Objective - Output every line below without omitting or altering anything.

Task input -
-- Start --

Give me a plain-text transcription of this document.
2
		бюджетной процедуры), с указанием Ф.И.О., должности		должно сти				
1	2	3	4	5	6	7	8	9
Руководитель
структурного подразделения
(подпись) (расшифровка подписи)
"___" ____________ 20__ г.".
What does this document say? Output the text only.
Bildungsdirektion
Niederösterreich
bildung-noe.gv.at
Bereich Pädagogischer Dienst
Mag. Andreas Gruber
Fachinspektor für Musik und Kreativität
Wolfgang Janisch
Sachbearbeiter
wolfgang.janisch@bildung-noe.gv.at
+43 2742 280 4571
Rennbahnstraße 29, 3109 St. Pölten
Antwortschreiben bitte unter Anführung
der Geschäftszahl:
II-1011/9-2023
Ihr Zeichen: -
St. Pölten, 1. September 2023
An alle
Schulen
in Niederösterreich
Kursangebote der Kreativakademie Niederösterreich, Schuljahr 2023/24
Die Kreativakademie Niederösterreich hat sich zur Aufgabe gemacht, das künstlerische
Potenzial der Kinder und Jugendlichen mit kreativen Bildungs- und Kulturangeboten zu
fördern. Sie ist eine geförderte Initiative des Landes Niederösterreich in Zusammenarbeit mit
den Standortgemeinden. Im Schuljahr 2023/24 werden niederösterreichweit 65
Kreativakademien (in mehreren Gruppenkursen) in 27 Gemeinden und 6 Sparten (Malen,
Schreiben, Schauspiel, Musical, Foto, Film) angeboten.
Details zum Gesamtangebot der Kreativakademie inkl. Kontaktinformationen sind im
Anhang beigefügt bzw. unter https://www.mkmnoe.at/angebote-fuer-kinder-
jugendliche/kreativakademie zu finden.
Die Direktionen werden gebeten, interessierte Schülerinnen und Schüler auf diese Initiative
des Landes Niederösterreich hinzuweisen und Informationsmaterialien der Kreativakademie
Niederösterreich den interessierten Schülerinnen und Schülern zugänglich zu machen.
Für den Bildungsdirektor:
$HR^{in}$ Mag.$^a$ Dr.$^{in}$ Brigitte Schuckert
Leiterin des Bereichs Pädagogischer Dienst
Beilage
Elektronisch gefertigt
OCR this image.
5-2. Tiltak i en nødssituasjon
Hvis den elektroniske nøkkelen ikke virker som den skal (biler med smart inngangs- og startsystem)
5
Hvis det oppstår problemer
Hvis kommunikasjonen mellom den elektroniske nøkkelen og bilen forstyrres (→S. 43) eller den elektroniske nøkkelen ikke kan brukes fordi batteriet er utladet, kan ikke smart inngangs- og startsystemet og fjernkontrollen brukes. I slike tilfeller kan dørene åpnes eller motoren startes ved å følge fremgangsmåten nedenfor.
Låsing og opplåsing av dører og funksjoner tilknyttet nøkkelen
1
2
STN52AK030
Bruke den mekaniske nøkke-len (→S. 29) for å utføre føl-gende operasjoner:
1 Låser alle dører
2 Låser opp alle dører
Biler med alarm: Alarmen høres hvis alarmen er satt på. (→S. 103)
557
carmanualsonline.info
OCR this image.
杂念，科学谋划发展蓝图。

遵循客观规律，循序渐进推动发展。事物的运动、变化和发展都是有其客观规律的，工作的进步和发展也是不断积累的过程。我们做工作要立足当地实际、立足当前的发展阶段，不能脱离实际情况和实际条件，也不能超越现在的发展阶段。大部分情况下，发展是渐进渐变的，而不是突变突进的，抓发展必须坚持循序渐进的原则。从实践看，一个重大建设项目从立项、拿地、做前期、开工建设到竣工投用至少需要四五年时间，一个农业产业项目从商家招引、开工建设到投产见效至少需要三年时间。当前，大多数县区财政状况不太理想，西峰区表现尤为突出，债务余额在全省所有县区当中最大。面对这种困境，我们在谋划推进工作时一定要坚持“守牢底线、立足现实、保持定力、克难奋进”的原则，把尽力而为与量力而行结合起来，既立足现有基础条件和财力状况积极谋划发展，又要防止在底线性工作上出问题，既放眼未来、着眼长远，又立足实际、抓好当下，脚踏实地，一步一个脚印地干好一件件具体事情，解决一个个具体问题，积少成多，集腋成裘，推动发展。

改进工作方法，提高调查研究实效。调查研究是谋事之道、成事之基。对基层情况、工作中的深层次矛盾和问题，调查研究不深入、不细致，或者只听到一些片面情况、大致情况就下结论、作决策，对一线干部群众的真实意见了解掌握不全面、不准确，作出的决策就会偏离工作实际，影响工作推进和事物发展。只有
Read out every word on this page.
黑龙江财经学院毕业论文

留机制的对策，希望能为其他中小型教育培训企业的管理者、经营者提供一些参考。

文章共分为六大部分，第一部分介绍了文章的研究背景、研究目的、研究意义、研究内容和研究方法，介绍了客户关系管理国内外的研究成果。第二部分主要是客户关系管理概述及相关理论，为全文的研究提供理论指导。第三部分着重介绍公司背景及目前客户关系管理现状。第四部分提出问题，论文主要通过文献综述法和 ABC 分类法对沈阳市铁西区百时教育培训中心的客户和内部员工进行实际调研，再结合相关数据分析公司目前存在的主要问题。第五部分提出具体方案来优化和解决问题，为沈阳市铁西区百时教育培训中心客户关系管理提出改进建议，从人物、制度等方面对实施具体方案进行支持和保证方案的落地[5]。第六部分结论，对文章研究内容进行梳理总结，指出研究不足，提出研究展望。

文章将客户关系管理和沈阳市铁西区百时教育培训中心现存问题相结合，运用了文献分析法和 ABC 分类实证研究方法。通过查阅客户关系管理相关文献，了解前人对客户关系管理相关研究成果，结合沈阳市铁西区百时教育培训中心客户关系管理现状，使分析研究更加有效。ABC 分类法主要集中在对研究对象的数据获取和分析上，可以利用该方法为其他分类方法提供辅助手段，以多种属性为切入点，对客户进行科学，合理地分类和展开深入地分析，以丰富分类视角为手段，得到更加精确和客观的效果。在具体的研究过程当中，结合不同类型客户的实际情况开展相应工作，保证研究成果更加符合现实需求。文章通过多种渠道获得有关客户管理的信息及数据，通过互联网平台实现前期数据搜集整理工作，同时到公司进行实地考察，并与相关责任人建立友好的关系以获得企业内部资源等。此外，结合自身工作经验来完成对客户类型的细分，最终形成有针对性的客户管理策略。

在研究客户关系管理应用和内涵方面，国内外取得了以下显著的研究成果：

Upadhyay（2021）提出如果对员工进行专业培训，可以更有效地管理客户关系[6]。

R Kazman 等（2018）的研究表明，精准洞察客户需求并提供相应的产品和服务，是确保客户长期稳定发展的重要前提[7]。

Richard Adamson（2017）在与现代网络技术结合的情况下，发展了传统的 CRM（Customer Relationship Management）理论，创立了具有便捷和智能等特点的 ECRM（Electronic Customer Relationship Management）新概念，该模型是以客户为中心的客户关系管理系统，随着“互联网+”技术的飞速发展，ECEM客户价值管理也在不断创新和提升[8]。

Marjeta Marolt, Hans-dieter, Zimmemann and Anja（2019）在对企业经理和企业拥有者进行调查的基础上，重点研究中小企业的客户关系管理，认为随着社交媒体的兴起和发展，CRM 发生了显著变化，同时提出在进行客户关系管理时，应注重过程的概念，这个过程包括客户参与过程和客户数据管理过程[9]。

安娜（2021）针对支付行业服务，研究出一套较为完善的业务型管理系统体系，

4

-- End --

Solution to the exercise -
Give me a plain-text transcription of this document.
2
		бюджетной процедуры), с указанием Ф.И.О., должности		должно сти				
1	2	3	4	5	6	7	8	9
Руководитель
структурного подразделения
(подпись) (расшифровка подписи)
"___" ____________ 20__ г.".
What does this document say? Output the text only.
Bildungsdirektion
Niederösterreich
bildung-noe.gv.at
Bereich Pädagogischer Dienst
Mag. Andreas Gruber
Fachinspektor für Musik und Kreativität
Wolfgang Janisch
Sachbearbeiter
wolfgang.janisch@bildung-noe.gv.at
+43 2742 280 4571
Rennbahnstraße 29, 3109 St. Pölten
Antwortschreiben bitte unter Anführung
der Geschäftszahl:
II-1011/9-2023
Ihr Zeichen: -
St. Pölten, 1. September 2023
An alle
Schulen
in Niederösterreich
Kursangebote der Kreativakademie Niederösterreich, Schuljahr 2023/24
Die Kreativakademie Niederösterreich hat sich zur Aufgabe gemacht, das künstlerische
Potenzial der Kinder und Jugendlichen mit kreativen Bildungs- und Kulturangeboten zu
fördern. Sie ist eine geförderte Initiative des Landes Niederösterreich in Zusammenarbeit mit
den Standortgemeinden. Im Schuljahr 2023/24 werden niederösterreichweit 65
Kreativakademien (in mehreren Gruppenkursen) in 27 Gemeinden und 6 Sparten (Malen,
Schreiben, Schauspiel, Musical, Foto, Film) angeboten.
Details zum Gesamtangebot der Kreativakademie inkl. Kontaktinformationen sind im
Anhang beigefügt bzw. unter https://www.mkmnoe.at/angebote-fuer-kinder-
jugendliche/kreativakademie zu finden.
Die Direktionen werden gebeten, interessierte Schülerinnen und Schüler auf diese Initiative
des Landes Niederösterreich hinzuweisen und Informationsmaterialien der Kreativakademie
Niederösterreich den interessierten Schülerinnen und Schülern zugänglich zu machen.
Für den Bildungsdirektor:
$HR^{in}$ Mag.$^a$ Dr.$^{in}$ Brigitte Schuckert
Leiterin des Bereichs Pädagogischer Dienst
Beilage
Elektronisch gefertigt
OCR this image.
5-2. Tiltak i en nødssituasjon
Hvis den elektroniske nøkkelen ikke virker som den skal (biler med smart inngangs- og startsystem)
5
Hvis det oppstår problemer
Hvis kommunikasjonen mellom den elektroniske nøkkelen og bilen forstyrres (→S. 43) eller den elektroniske nøkkelen ikke kan brukes fordi batteriet er utladet, kan ikke smart inngangs- og startsystemet og fjernkontrollen brukes. I slike tilfeller kan dørene åpnes eller motoren startes ved å følge fremgangsmåten nedenfor.
Låsing og opplåsing av dører og funksjoner tilknyttet nøkkelen
1
2
STN52AK030
Bruke den mekaniske nøkke-len (→S. 29) for å utføre føl-gende operasjoner:
1 Låser alle dører
2 Låser opp alle dører
Biler med alarm: Alarmen høres hvis alarmen er satt på. (→S. 103)
557
carmanualsonline.info
OCR this image.
杂念，科学谋划发展蓝图。

遵循客观规律，循序渐进推动发展。事物的运动、变化和发展都是有其客观规律的，工作的进步和发展也是不断积累的过程。我们做工作要立足当地实际、立足当前的发展阶段，不能脱离实际情况和实际条件，也不能超越现在的发展阶段。大部分情况下，发展是渐进渐变的，而不是突变突进的，抓发展必须坚持循序渐进的原则。从实践看，一个重大建设项目从立项、拿地、做前期、开工建设到竣工投用至少需要四五年时间，一个农业产业项目从商家招引、开工建设到投产见效至少需要三年时间。当前，大多数县区财政状况不太理想，西峰区表现尤为突出，债务余额在全省所有县区当中最大。面对这种困境，我们在谋划推进工作时一定要坚持“守牢底线、立足现实、保持定力、克难奋进”的原则，把尽力而为与量力而行结合起来，既立足现有基础条件和财力状况积极谋划发展，又要防止在底线性工作上出问题，既放眼未来、着眼长远，又立足实际、抓好当下，脚踏实地，一步一个脚印地干好一件件具体事情，解决一个个具体问题，积少成多，集腋成裘，推动发展。

改进工作方法，提高调查研究实效。调查研究是谋事之道、成事之基。对基层情况、工作中的深层次矛盾和问题，调查研究不深入、不细致，或者只听到一些片面情况、大致情况就下结论、作决策，对一线干部群众的真实意见了解掌握不全面、不准确，作出的决策就会偏离工作实际，影响工作推进和事物发展。只有
Read out every word on this page.
黑龙江财经学院毕业论文

留机制的对策，希望能为其他中小型教育培训企业的管理者、经营者提供一些参考。

文章共分为六大部分，第一部分介绍了文章的研究背景、研究目的、研究意义、研究内容和研究方法，介绍了客户关系管理国内外的研究成果。第二部分主要是客户关系管理概述及相关理论，为全文的研究提供理论指导。第三部分着重介绍公司背景及目前客户关系管理现状。第四部分提出问题，论文主要通过文献综述法和 ABC 分类法对沈阳市铁西区百时教育培训中心的客户和内部员工进行实际调研，再结合相关数据分析公司目前存在的主要问题。第五部分提出具体方案来优化和解决问题，为沈阳市铁西区百时教育培训中心客户关系管理提出改进建议，从人物、制度等方面对实施具体方案进行支持和保证方案的落地[5]。第六部分结论，对文章研究内容进行梳理总结，指出研究不足，提出研究展望。

文章将客户关系管理和沈阳市铁西区百时教育培训中心现存问题相结合，运用了文献分析法和 ABC 分类实证研究方法。通过查阅客户关系管理相关文献，了解前人对客户关系管理相关研究成果，结合沈阳市铁西区百时教育培训中心客户关系管理现状，使分析研究更加有效。ABC 分类法主要集中在对研究对象的数据获取和分析上，可以利用该方法为其他分类方法提供辅助手段，以多种属性为切入点，对客户进行科学，合理地分类和展开深入地分析，以丰富分类视角为手段，得到更加精确和客观的效果。在具体的研究过程当中，结合不同类型客户的实际情况开展相应工作，保证研究成果更加符合现实需求。文章通过多种渠道获得有关客户管理的信息及数据，通过互联网平台实现前期数据搜集整理工作，同时到公司进行实地考察，并与相关责任人建立友好的关系以获得企业内部资源等。此外，结合自身工作经验来完成对客户类型的细分，最终形成有针对性的客户管理策略。

在研究客户关系管理应用和内涵方面，国内外取得了以下显著的研究成果：

Upadhyay（2021）提出如果对员工进行专业培训，可以更有效地管理客户关系[6]。

R Kazman 等（2018）的研究表明，精准洞察客户需求并提供相应的产品和服务，是确保客户长期稳定发展的重要前提[7]。

Richard Adamson（2017）在与现代网络技术结合的情况下，发展了传统的 CRM（Customer Relationship Management）理论，创立了具有便捷和智能等特点的 ECRM（Electronic Customer Relationship Management）新概念，该模型是以客户为中心的客户关系管理系统，随着“互联网+”技术的飞速发展，ECEM客户价值管理也在不断创新和提升[8]。

Marjeta Marolt, Hans-dieter, Zimmemann and Anja（2019）在对企业经理和企业拥有者进行调查的基础上，重点研究中小企业的客户关系管理，认为随着社交媒体的兴起和发展，CRM 发生了显著变化，同时提出在进行客户关系管理时，应注重过程的概念，这个过程包括客户参与过程和客户数据管理过程[9]。

安娜（2021）针对支付行业服务，研究出一套较为完善的业务型管理系统体系，

4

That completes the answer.